▸ Problem requirements
Repeat, exactly and in full, the lines of the listing below, but without any pictures.

▸ Records shown
◇ ◇ ◇ ◇ ◇

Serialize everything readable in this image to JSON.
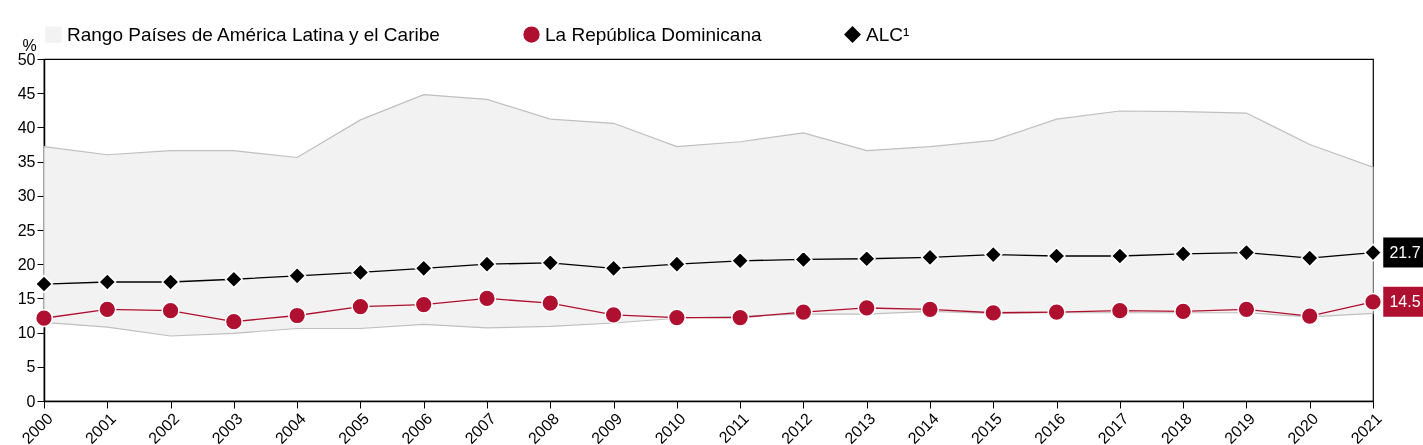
{
  "chart_data": {
    "type": "line",
    "ylabel": "%",
    "categories": [
      "2000",
      "2001",
      "2002",
      "2003",
      "2004",
      "2005",
      "2006",
      "2007",
      "2008",
      "2009",
      "2010",
      "2011",
      "2012",
      "2013",
      "2014",
      "2015",
      "2016",
      "2017",
      "2018",
      "2019",
      "2020",
      "2021"
    ],
    "series": [
      {
        "name": "Rango Países de América Latina y el Caribe",
        "color": "#f2f2f2",
        "values": [
          null,
          null,
          null,
          null,
          null,
          null,
          null,
          null,
          null,
          null,
          null,
          null,
          null,
          null,
          null,
          null,
          null,
          null,
          null,
          null,
          null,
          null
        ],
        "lower": [
          11.5,
          10.8,
          9.5,
          9.9,
          10.6,
          10.6,
          11.2,
          10.7,
          10.9,
          11.4,
          12.1,
          12.4,
          12.7,
          12.7,
          13.1,
          12.8,
          12.9,
          12.9,
          12.9,
          12.9,
          12.3,
          12.8
        ],
        "upper": [
          37.2,
          36.0,
          36.6,
          36.6,
          35.6,
          41.1,
          44.8,
          44.1,
          41.2,
          40.6,
          37.2,
          37.9,
          39.2,
          36.6,
          37.2,
          38.1,
          41.2,
          42.4,
          42.3,
          42.1,
          37.5,
          34.2
        ]
      },
      {
        "name": "La República Dominicana",
        "color": "#b01030",
        "marker": "circle",
        "values": [
          12.1,
          13.4,
          13.2,
          11.6,
          12.5,
          13.8,
          14.1,
          15.0,
          14.3,
          12.6,
          12.2,
          12.2,
          13.0,
          13.6,
          13.4,
          12.9,
          13.0,
          13.2,
          13.1,
          13.4,
          12.4,
          14.5
        ],
        "value_labels": [
          null,
          null,
          null,
          null,
          null,
          null,
          null,
          null,
          null,
          null,
          null,
          null,
          null,
          null,
          null,
          null,
          null,
          null,
          null,
          null,
          null,
          "14.5"
        ]
      },
      {
        "name": "ALC¹",
        "color": "#000000",
        "marker": "diamond",
        "values": [
          17.1,
          17.4,
          17.4,
          17.8,
          18.3,
          18.8,
          19.4,
          20.0,
          20.2,
          19.4,
          20.0,
          20.5,
          20.7,
          20.8,
          21.0,
          21.4,
          21.2,
          21.2,
          21.5,
          21.7,
          20.9,
          21.7
        ],
        "value_labels": [
          null,
          null,
          null,
          null,
          null,
          null,
          null,
          null,
          null,
          null,
          null,
          null,
          null,
          null,
          null,
          null,
          null,
          null,
          null,
          null,
          null,
          "21.7"
        ]
      }
    ],
    "ylim": [
      0,
      50
    ],
    "yticks": [
      0,
      5,
      10,
      15,
      20,
      25,
      30,
      35,
      40,
      45,
      50
    ],
    "legend": "top"
  }
}
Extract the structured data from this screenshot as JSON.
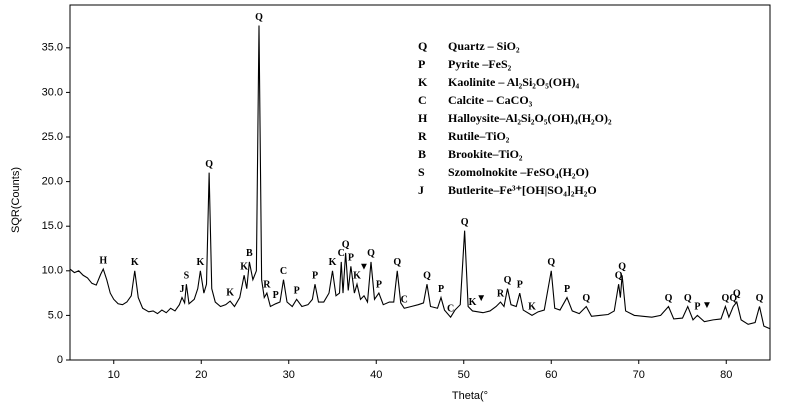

◇ ◇ ◇ ◇ ◇

▸ Answer to this problem
Serialize everything readable in this image to JSON.
{
  "chart_data": {
    "type": "line",
    "ylabel": "%",
    "categories": [
      "2000",
      "2001",
      "2002",
      "2003",
      "2004",
      "2005",
      "2006",
      "2007",
      "2008",
      "2009",
      "2010",
      "2011",
      "2012",
      "2013",
      "2014",
      "2015",
      "2016",
      "2017",
      "2018",
      "2019",
      "2020",
      "2021"
    ],
    "series": [
      {
        "name": "Rango Países de América Latina y el Caribe",
        "color": "#f2f2f2",
        "values": [
          null,
          null,
          null,
          null,
          null,
          null,
          null,
          null,
          null,
          null,
          null,
          null,
          null,
          null,
          null,
          null,
          null,
          null,
          null,
          null,
          null,
          null
        ],
        "lower": [
          11.5,
          10.8,
          9.5,
          9.9,
          10.6,
          10.6,
          11.2,
          10.7,
          10.9,
          11.4,
          12.1,
          12.4,
          12.7,
          12.7,
          13.1,
          12.8,
          12.9,
          12.9,
          12.9,
          12.9,
          12.3,
          12.8
        ],
        "upper": [
          37.2,
          36.0,
          36.6,
          36.6,
          35.6,
          41.1,
          44.8,
          44.1,
          41.2,
          40.6,
          37.2,
          37.9,
          39.2,
          36.6,
          37.2,
          38.1,
          41.2,
          42.4,
          42.3,
          42.1,
          37.5,
          34.2
        ]
      },
      {
        "name": "La República Dominicana",
        "color": "#b01030",
        "marker": "circle",
        "values": [
          12.1,
          13.4,
          13.2,
          11.6,
          12.5,
          13.8,
          14.1,
          15.0,
          14.3,
          12.6,
          12.2,
          12.2,
          13.0,
          13.6,
          13.4,
          12.9,
          13.0,
          13.2,
          13.1,
          13.4,
          12.4,
          14.5
        ],
        "value_labels": [
          null,
          null,
          null,
          null,
          null,
          null,
          null,
          null,
          null,
          null,
          null,
          null,
          null,
          null,
          null,
          null,
          null,
          null,
          null,
          null,
          null,
          "14.5"
        ]
      },
      {
        "name": "ALC¹",
        "color": "#000000",
        "marker": "diamond",
        "values": [
          17.1,
          17.4,
          17.4,
          17.8,
          18.3,
          18.8,
          19.4,
          20.0,
          20.2,
          19.4,
          20.0,
          20.5,
          20.7,
          20.8,
          21.0,
          21.4,
          21.2,
          21.2,
          21.5,
          21.7,
          20.9,
          21.7
        ],
        "value_labels": [
          null,
          null,
          null,
          null,
          null,
          null,
          null,
          null,
          null,
          null,
          null,
          null,
          null,
          null,
          null,
          null,
          null,
          null,
          null,
          null,
          null,
          "21.7"
        ]
      }
    ],
    "ylim": [
      0,
      50
    ],
    "yticks": [
      0,
      5,
      10,
      15,
      20,
      25,
      30,
      35,
      40,
      45,
      50
    ],
    "legend": "top"
  }
}
Extract the structured data from this screenshot as JSON.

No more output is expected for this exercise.